** Start of PASSAGE TO READ **
Skip to main content

Python yield Keyword: What Is It and How to Use It?

The yield keyword in Python turns a regular function into a generator, which produces a sequence of values on demand instead of computing them all at once.
Jul 10, 2024

Python functions don't always have a return statement. Generator functions are functions that have the yield keyword instead of return.

These functions produce generator iterators, which are objects that represent a stream of data. The elements represented by an iterator are created and yielded only when required. This type of evaluation is often referred to as lazy evaluation.

When dealing with large datasets, generators offer a memory-efficient alternative to storing data in lists, tuples, and other data structures that require space in memory for each of their elements. Generator functions can also create infinite iterators, which are not possible with eagerly evaluated structures like lists and tuples.
** End of PASSAGE TO READ **
** Start of RECORDED INFORMATION **
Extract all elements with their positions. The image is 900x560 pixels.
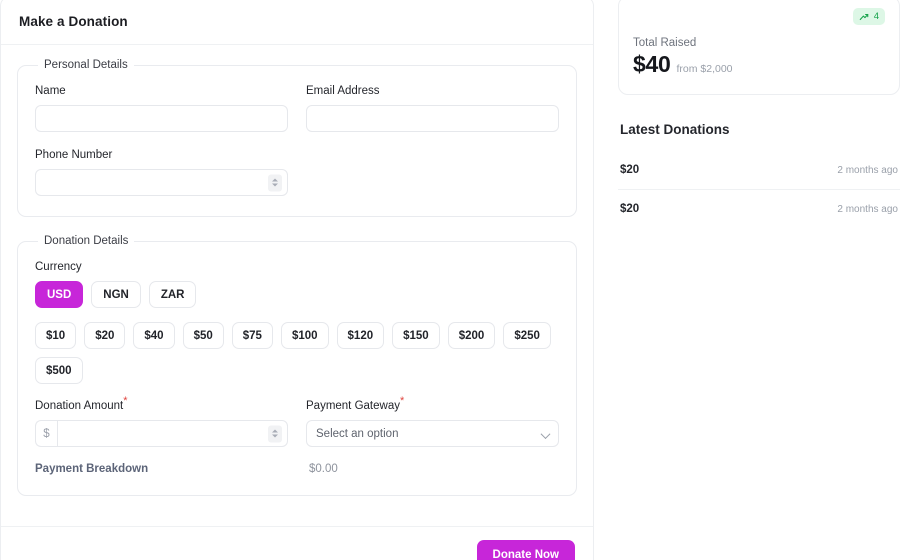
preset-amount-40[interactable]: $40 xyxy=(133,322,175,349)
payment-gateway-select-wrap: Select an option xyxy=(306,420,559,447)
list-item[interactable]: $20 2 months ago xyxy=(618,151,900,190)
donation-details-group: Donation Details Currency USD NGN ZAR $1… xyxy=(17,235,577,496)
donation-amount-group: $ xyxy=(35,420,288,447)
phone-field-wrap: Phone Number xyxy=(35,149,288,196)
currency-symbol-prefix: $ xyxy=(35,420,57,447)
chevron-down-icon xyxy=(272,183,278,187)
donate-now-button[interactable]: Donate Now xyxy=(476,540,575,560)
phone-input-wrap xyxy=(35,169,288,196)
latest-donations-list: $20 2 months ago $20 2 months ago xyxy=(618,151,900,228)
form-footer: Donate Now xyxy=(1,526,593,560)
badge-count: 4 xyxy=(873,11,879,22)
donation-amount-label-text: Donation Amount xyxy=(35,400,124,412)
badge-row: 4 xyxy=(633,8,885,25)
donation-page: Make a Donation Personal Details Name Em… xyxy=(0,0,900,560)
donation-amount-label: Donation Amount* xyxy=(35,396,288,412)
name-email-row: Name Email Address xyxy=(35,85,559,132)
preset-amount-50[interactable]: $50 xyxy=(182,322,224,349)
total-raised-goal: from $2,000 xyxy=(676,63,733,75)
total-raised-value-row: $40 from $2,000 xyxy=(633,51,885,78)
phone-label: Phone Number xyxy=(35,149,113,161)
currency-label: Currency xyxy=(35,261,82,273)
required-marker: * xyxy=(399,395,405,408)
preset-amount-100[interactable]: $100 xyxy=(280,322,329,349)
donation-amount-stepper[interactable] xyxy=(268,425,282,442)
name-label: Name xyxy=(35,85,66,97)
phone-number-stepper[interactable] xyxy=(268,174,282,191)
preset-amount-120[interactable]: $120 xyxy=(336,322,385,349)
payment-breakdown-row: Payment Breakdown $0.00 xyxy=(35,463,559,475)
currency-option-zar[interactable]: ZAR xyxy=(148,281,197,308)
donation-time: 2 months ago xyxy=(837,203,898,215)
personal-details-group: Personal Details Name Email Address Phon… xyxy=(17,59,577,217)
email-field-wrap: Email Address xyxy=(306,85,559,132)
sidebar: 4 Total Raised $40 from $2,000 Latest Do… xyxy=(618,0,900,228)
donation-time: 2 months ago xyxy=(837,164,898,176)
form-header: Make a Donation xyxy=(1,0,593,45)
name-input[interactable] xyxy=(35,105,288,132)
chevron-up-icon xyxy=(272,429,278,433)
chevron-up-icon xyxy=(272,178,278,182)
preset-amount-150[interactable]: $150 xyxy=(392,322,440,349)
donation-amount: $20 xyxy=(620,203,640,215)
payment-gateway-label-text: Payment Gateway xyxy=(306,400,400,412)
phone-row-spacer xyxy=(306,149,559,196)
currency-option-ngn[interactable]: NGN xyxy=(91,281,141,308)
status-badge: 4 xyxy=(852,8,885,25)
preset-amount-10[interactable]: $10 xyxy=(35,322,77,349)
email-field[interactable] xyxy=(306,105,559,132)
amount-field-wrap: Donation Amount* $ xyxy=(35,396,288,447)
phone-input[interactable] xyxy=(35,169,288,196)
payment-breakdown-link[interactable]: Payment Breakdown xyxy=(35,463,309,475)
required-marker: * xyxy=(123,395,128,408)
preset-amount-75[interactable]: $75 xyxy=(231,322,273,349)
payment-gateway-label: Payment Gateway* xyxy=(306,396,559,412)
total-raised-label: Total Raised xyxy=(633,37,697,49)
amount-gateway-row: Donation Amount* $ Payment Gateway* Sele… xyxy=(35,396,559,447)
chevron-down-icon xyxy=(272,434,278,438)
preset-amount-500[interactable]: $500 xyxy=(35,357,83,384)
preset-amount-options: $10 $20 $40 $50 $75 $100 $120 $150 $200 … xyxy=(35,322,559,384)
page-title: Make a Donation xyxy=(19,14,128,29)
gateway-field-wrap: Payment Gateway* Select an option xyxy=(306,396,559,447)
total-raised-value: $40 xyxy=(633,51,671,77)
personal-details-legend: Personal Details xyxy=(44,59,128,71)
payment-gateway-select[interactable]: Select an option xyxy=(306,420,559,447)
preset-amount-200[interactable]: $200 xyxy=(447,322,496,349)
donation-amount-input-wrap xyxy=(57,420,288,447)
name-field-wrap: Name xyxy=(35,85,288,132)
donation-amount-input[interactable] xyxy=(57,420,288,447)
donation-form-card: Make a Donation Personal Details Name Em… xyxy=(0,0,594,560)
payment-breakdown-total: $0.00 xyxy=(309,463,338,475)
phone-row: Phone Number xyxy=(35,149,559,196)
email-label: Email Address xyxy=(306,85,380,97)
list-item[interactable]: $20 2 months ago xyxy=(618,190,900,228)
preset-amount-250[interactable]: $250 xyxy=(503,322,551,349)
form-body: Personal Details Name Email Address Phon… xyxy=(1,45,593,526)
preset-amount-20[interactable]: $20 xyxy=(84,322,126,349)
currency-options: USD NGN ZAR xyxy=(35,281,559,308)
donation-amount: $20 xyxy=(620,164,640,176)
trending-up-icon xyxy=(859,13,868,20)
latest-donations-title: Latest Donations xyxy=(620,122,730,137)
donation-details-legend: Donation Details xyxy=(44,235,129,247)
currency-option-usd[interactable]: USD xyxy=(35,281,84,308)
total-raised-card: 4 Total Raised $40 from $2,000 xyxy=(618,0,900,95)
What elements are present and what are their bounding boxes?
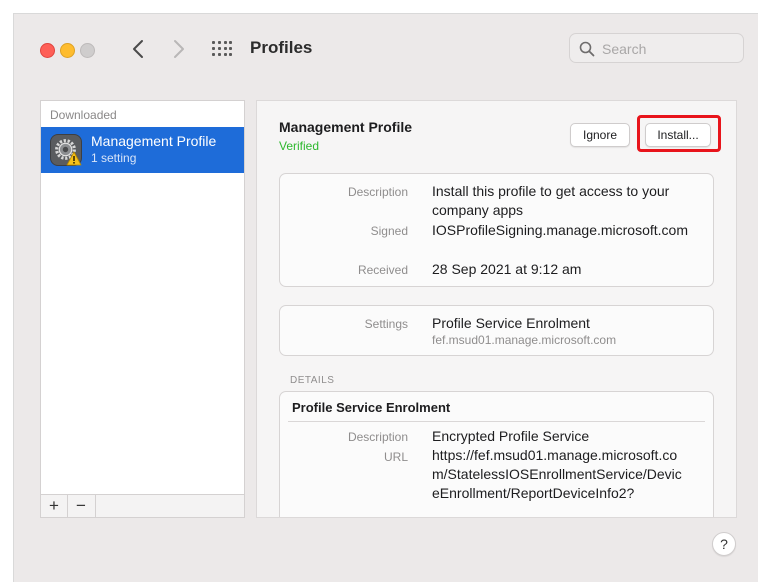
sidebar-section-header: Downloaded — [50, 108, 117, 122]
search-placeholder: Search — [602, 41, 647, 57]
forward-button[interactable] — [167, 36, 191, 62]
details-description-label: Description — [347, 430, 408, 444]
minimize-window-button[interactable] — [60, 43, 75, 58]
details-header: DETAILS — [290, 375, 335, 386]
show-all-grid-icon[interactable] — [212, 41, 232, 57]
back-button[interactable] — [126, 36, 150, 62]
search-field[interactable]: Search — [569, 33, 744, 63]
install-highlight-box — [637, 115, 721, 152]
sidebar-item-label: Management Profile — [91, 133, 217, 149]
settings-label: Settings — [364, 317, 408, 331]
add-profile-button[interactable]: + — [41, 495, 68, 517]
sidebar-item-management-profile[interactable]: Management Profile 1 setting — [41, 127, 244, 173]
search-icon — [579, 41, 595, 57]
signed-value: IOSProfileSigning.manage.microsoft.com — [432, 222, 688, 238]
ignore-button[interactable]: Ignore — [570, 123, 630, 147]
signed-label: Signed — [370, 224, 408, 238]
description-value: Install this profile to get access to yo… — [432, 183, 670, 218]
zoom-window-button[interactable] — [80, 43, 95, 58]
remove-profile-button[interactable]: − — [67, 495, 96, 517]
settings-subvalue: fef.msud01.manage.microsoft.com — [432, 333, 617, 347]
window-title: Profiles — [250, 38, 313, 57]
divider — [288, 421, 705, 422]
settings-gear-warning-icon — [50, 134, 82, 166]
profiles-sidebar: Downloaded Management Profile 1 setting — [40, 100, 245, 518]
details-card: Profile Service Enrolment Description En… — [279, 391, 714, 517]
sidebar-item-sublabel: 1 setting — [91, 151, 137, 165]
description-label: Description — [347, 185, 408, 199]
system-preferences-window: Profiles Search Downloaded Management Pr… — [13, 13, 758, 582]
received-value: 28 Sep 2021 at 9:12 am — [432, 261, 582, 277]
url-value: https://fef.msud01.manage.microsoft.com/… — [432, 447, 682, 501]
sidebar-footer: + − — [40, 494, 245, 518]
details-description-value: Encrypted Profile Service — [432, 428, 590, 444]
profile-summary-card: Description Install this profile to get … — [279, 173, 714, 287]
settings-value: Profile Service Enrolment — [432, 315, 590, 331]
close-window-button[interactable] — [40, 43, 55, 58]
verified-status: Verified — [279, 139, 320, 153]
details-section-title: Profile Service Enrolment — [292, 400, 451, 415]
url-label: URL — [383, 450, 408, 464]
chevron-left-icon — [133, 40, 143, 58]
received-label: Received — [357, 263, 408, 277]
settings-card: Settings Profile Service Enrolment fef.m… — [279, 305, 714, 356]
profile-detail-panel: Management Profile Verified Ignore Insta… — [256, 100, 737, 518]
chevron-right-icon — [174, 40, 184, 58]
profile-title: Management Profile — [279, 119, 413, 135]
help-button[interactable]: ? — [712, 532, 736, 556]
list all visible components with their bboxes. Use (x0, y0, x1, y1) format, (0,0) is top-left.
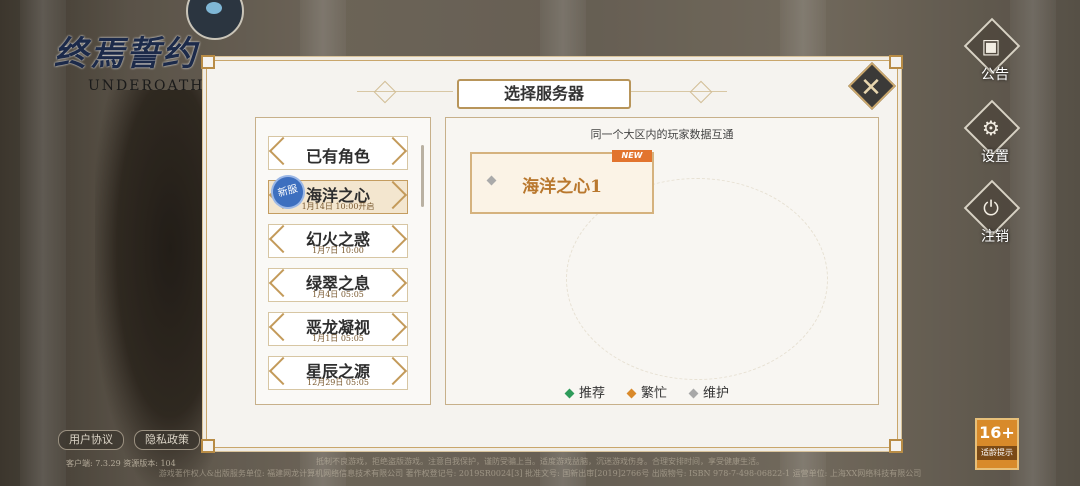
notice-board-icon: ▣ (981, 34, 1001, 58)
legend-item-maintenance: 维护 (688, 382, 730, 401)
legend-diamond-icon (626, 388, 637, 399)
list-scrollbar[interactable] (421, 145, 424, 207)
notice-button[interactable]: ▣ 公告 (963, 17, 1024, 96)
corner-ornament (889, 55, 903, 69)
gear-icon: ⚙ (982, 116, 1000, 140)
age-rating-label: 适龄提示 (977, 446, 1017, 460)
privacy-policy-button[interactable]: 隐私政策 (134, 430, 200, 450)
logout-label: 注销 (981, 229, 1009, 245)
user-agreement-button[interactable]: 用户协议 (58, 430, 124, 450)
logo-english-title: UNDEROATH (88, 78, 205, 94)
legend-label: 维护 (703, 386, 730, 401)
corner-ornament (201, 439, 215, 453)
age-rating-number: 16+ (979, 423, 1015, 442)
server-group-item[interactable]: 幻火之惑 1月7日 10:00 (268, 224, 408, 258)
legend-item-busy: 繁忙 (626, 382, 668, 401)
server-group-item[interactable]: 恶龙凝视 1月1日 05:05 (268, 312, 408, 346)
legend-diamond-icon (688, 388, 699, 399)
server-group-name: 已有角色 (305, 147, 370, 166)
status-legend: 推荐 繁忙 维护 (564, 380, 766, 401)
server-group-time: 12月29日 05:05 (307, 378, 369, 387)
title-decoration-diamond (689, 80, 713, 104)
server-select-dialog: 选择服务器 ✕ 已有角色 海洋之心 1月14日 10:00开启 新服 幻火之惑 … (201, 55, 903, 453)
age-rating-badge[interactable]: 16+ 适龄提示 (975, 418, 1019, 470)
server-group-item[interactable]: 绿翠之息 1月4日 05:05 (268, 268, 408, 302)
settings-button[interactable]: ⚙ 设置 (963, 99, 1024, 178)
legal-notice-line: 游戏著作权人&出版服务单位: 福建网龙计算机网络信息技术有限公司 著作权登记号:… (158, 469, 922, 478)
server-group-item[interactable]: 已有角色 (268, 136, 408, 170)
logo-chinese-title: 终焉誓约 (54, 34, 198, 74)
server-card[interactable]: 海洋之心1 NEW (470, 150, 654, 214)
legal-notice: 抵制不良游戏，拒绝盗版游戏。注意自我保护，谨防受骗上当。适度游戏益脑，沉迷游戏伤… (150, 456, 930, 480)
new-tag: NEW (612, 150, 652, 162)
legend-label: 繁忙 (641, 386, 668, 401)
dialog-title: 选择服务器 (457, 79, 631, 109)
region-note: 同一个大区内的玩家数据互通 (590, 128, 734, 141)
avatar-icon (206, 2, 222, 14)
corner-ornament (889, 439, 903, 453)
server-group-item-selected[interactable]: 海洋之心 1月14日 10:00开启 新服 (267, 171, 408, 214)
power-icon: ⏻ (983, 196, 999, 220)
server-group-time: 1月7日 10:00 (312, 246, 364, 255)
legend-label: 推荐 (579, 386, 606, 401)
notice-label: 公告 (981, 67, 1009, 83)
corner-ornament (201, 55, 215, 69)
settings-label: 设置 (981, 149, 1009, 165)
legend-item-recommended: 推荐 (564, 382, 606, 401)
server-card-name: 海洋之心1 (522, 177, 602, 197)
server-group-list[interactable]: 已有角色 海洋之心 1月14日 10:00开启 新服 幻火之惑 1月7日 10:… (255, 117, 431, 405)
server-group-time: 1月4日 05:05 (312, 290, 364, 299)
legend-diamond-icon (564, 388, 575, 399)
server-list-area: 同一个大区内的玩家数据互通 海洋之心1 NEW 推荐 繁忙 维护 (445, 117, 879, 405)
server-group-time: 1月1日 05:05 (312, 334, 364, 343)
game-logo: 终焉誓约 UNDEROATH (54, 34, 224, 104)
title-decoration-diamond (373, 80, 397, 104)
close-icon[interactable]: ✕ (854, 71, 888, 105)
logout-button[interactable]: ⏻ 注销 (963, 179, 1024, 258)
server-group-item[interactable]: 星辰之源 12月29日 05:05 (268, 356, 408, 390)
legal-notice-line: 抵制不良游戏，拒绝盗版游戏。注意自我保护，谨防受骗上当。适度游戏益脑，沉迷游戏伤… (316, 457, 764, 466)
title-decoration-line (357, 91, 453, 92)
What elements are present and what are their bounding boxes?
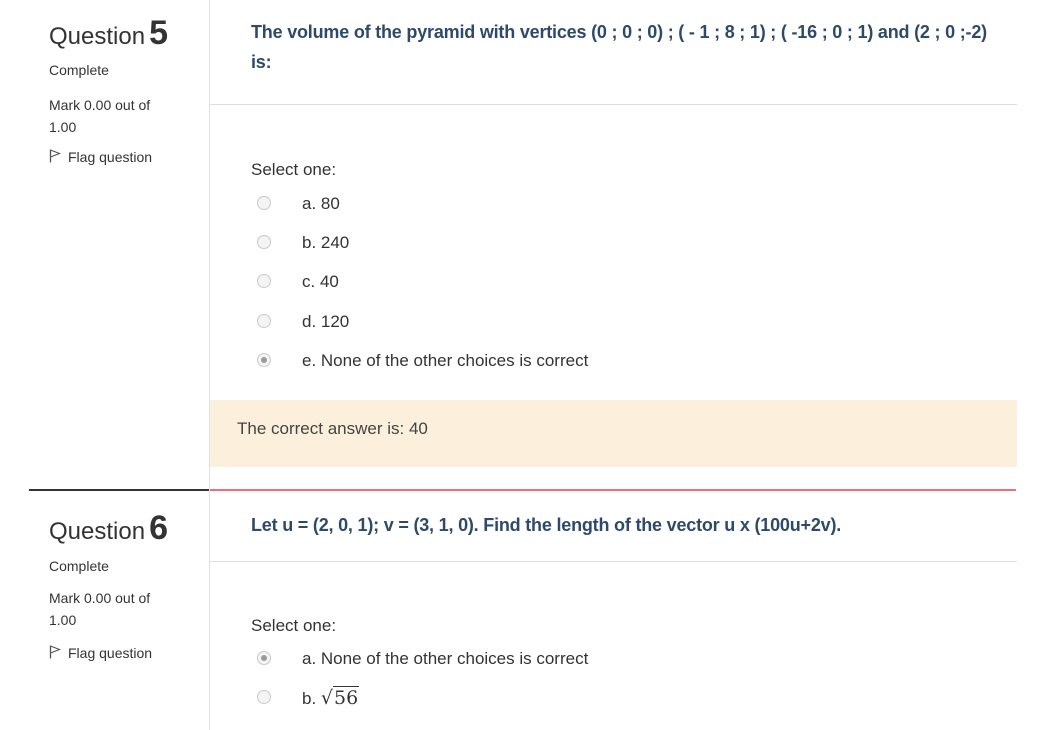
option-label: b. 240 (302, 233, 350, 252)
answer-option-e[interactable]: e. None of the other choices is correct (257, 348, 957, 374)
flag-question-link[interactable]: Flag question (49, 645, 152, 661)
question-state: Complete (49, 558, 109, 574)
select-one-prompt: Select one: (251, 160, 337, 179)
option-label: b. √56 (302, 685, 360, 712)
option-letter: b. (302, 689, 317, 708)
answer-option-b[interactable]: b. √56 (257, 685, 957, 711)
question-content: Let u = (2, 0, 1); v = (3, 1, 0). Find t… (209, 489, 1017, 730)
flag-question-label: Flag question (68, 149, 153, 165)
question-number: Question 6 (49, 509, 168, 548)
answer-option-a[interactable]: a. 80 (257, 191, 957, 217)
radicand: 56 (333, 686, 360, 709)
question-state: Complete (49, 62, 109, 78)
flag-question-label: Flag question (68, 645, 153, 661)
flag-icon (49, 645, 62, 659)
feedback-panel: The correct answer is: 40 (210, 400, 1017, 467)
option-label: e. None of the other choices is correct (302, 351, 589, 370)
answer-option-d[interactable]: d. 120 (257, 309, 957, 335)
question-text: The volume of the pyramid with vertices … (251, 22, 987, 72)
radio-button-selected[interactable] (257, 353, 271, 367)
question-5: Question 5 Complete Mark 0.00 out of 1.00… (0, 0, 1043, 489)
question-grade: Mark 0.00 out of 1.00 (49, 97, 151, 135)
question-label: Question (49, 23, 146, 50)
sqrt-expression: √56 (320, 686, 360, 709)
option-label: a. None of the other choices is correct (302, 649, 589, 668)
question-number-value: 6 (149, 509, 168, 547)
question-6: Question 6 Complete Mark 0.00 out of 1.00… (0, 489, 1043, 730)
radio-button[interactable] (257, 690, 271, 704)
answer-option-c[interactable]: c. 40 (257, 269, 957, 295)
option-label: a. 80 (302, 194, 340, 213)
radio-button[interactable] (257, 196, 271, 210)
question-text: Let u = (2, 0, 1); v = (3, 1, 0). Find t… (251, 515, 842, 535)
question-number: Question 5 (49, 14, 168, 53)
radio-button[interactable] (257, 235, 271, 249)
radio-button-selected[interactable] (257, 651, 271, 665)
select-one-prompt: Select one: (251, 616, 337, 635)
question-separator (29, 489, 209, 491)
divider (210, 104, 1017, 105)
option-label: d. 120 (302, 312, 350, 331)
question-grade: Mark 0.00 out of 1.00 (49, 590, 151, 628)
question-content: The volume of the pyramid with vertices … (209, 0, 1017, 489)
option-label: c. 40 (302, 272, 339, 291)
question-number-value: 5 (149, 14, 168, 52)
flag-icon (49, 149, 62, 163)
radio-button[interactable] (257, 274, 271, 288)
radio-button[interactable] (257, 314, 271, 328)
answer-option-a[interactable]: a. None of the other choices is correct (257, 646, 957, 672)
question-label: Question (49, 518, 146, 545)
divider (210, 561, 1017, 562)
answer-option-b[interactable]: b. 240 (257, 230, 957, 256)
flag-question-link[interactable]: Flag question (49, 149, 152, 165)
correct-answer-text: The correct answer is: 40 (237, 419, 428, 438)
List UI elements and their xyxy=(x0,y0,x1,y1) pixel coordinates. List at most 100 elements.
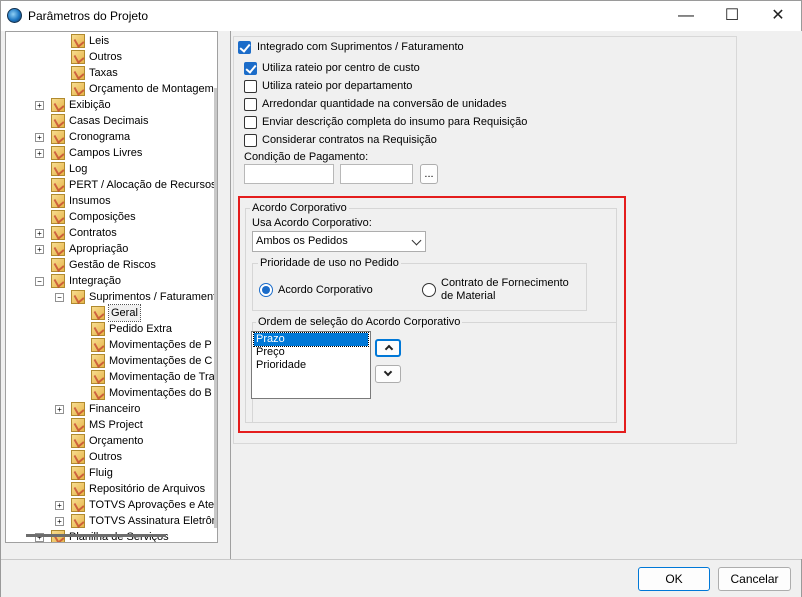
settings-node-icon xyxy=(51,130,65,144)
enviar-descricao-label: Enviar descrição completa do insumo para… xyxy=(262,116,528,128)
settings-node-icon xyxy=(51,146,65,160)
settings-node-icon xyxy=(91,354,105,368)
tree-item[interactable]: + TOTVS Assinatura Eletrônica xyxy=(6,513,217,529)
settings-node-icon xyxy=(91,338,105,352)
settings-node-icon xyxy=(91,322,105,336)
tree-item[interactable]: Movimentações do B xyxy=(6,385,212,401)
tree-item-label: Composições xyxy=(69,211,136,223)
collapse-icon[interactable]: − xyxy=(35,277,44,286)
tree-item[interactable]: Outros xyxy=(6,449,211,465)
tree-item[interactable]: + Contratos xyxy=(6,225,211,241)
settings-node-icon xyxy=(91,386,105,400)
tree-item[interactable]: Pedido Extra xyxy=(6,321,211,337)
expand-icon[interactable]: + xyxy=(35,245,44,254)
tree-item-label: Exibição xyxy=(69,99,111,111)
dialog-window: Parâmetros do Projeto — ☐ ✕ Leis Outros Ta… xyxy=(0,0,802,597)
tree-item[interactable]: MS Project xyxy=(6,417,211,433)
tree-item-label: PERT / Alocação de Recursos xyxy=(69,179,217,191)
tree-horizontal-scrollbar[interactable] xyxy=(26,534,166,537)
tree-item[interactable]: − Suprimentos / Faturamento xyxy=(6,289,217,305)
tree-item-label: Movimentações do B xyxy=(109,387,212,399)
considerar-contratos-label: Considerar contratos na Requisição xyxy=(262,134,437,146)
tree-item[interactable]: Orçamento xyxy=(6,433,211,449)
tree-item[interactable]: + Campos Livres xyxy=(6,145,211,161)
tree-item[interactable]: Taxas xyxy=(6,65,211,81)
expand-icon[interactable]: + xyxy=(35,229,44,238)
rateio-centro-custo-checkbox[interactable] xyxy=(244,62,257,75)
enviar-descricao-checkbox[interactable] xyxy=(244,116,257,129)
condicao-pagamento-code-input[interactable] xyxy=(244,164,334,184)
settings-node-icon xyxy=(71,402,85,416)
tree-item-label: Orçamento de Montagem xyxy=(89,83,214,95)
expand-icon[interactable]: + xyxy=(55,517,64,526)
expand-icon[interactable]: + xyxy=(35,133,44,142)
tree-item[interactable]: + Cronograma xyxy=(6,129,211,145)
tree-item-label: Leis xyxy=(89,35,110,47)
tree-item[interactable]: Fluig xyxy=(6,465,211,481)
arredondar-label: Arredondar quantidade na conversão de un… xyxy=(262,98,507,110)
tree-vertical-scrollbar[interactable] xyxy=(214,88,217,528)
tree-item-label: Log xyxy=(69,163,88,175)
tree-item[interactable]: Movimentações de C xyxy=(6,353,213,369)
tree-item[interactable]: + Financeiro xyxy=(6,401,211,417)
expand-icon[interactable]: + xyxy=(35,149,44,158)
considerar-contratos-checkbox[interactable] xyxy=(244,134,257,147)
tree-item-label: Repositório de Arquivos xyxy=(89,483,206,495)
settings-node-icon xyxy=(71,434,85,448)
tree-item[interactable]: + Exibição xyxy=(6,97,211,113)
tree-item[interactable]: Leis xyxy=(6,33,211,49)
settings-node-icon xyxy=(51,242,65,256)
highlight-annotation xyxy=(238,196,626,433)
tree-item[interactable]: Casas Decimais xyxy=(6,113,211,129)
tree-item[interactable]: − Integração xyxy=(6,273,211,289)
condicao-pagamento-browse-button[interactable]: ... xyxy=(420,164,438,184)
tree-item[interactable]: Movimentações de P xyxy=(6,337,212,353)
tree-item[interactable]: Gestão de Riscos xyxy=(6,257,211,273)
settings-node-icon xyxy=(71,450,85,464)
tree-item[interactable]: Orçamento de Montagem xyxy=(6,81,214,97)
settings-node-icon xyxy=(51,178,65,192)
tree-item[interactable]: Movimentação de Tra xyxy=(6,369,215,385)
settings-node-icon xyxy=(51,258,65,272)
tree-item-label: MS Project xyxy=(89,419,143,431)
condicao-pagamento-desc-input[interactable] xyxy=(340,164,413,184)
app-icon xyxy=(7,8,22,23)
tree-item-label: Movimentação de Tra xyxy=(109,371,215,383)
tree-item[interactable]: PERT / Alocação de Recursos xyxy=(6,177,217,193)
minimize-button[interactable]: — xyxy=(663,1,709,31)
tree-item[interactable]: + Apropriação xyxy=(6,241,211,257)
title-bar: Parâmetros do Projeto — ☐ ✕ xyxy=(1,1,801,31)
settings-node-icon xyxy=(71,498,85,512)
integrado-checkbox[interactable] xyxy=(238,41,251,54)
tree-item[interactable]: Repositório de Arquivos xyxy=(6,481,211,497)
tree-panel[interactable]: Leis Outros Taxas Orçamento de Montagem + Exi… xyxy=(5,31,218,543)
** End of RECORDED INFORMATION **
■ TASKS FOR THIS EXERCISE ■
1. Transcribe the text on the Python yield keyword between "Python yield Keyword: What" and "all at once.", inclusive.
2. From the records, restate word for word the lines between the line holding "preset-amount-40[interactable]: $40 xyxy=(133,322,175,349)" and the line holding "list-item[interactable]: $20 2 months ago xyxy=(618,151,900,190)", inclusive.

■ CORRECT ANSWERS ■
1.
Python yield Keyword: What Is It and How to Use It?

The yield keyword in Python turns a regular function into a generator, which produces a sequence of values on demand instead of computing them all at once.

2.
preset-amount-40[interactable]: $40 xyxy=(133,322,175,349)
payment-gateway-select-wrap: Select an option xyxy=(306,420,559,447)
list-item[interactable]: $20 2 months ago xyxy=(618,151,900,190)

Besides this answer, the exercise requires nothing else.